Request |
Convert the rows below into a JSON list of strings, one string for each line, with blank lines dropped and the pictures left out.

— BEGIN Data —

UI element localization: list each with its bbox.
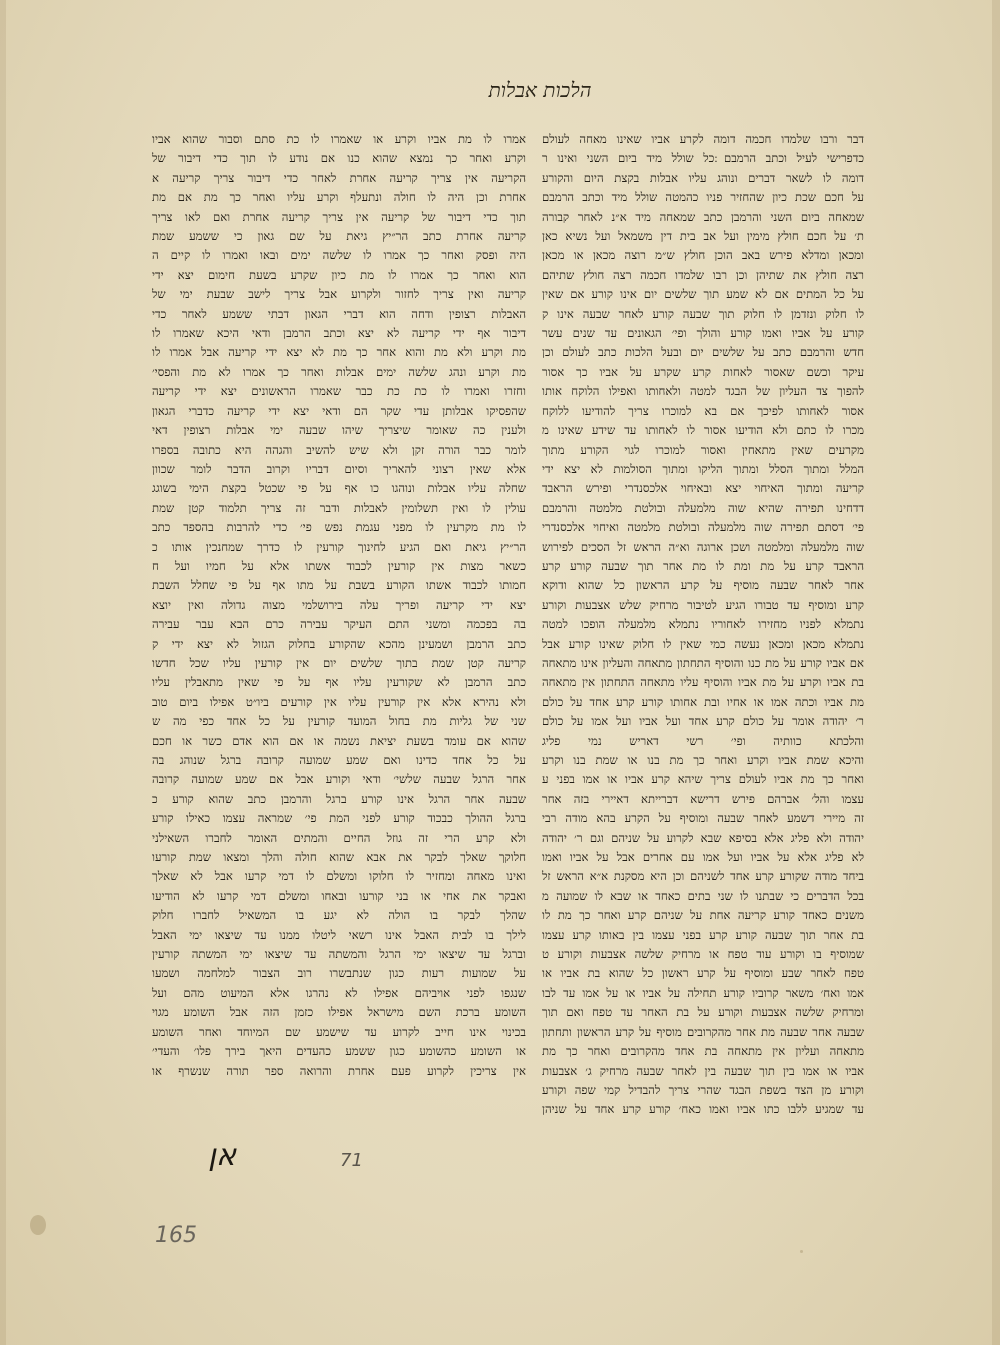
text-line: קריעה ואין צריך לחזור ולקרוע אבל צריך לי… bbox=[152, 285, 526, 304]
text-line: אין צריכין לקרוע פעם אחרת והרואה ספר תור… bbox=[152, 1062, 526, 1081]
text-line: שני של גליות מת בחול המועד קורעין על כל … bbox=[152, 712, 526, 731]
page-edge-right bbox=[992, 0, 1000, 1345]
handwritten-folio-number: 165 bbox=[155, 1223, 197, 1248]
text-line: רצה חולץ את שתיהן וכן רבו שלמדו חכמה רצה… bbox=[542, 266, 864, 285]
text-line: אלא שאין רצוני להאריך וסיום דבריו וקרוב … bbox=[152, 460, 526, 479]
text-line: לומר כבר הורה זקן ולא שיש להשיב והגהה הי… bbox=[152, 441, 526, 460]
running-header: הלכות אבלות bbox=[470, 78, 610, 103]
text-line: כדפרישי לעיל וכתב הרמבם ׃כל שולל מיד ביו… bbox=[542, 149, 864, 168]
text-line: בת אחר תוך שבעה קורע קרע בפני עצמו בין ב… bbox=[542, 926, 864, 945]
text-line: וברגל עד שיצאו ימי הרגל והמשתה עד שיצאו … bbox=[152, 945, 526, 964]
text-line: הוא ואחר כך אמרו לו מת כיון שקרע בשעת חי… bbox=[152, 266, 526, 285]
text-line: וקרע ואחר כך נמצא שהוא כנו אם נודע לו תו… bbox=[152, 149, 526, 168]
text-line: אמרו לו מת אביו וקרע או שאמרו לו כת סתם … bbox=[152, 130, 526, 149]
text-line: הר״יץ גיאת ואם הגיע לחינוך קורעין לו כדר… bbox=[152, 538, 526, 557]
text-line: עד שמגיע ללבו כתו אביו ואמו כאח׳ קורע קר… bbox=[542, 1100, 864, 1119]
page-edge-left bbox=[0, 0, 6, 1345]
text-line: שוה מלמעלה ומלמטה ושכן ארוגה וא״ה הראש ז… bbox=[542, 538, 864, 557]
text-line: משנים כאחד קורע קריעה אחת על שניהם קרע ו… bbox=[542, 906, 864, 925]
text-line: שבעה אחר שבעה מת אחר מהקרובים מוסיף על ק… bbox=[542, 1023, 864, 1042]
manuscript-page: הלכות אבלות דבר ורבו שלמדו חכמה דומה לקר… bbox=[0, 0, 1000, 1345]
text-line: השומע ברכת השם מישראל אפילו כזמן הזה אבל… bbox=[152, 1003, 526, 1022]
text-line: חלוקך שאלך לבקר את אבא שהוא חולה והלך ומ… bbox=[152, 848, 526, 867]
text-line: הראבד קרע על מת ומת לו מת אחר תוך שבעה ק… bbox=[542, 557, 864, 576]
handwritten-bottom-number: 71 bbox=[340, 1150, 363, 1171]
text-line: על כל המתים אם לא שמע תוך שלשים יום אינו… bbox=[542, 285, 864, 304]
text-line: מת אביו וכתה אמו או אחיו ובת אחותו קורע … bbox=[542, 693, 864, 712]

— END Data —

Solved exercise |
[
  "UI element localization: list each with its bbox.",
  "text-line: קריעה ואין צריך לחזור ולקרוע אבל צריך לי… bbox=[152, 285, 526, 304]",
  "text-line: אין צריכין לקרוע פעם אחרת והרואה ספר תור… bbox=[152, 1062, 526, 1081]",
  "text-line: שני של גליות מת בחול המועד קורעין על כל … bbox=[152, 712, 526, 731]",
  "page-edge-right bbox=[992, 0, 1000, 1345]",
  "handwritten-folio-number: 165 bbox=[155, 1223, 197, 1248]",
  "text-line: רצה חולץ את שתיהן וכן רבו שלמדו חכמה רצה… bbox=[542, 266, 864, 285]",
  "text-line: אלא שאין רצוני להאריך וסיום דבריו וקרוב … bbox=[152, 460, 526, 479]",
  "text-line: לומר כבר הורה זקן ולא שיש להשיב והגהה הי… bbox=[152, 441, 526, 460]",
  "running-header: הלכות אבלות bbox=[470, 78, 610, 103]",
  "text-line: כדפרישי לעיל וכתב הרמבם ׃כל שולל מיד ביו… bbox=[542, 149, 864, 168]",
  "text-line: בת אחר תוך שבעה קורע קרע בפני עצמו בין ב… bbox=[542, 926, 864, 945]",
  "text-line: וברגל עד שיצאו ימי הרגל והמשתה עד שיצאו … bbox=[152, 945, 526, 964]",
  "text-line: הוא ואחר כך אמרו לו מת כיון שקרע בשעת חי… bbox=[152, 266, 526, 285]",
  "text-line: וקרע ואחר כך נמצא שהוא כנו אם נודע לו תו… bbox=[152, 149, 526, 168]",
  "text-line: אמרו לו מת אביו וקרע או שאמרו לו כת סתם … bbox=[152, 130, 526, 149]",
  "text-line: הר״יץ גיאת ואם הגיע לחינוך קורעין לו כדר… bbox=[152, 538, 526, 557]",
  "text-line: עד שמגיע ללבו כתו אביו ואמו כאח׳ קורע קר… bbox=[542, 1100, 864, 1119]",
  "page-edge-left bbox=[0, 0, 6, 1345]",
  "text-line: שוה מלמעלה ומלמטה ושכן ארוגה וא״ה הראש ז… bbox=[542, 538, 864, 557]",
  "text-line: משנים כאחד קורע קריעה אחת על שניהם קרע ו… bbox=[542, 906, 864, 925]",
  "text-line: שבעה אחר שבעה מת אחר מהקרובים מוסיף על ק… bbox=[542, 1023, 864, 1042]",
  "manuscript-page: הלכות אבלות דבר ורבו שלמדו חכמה דומה לקר… bbox=[0, 0, 1000, 1345]",
  "text-line: השומע ברכת השם מישראל אפילו כזמן הזה אבל… bbox=[152, 1003, 526, 1022]",
  "text-line: חלוקך שאלך לבקר את אבא שהוא חולה והלך ומ… bbox=[152, 848, 526, 867]",
  "text-line: הראבד קרע על מת ומת לו מת אחר תוך שבעה ק… bbox=[542, 557, 864, 576]",
  "handwritten-bottom-number: 71 bbox=[340, 1150, 363, 1171]",
  "text-line: על כל המתים אם לא שמע תוך שלשים יום אינו… bbox=[542, 285, 864, 304]",
  "text-line: מת אביו וכתה אמו או אחיו ובת אחותו קורע … bbox=[542, 693, 864, 712]"
]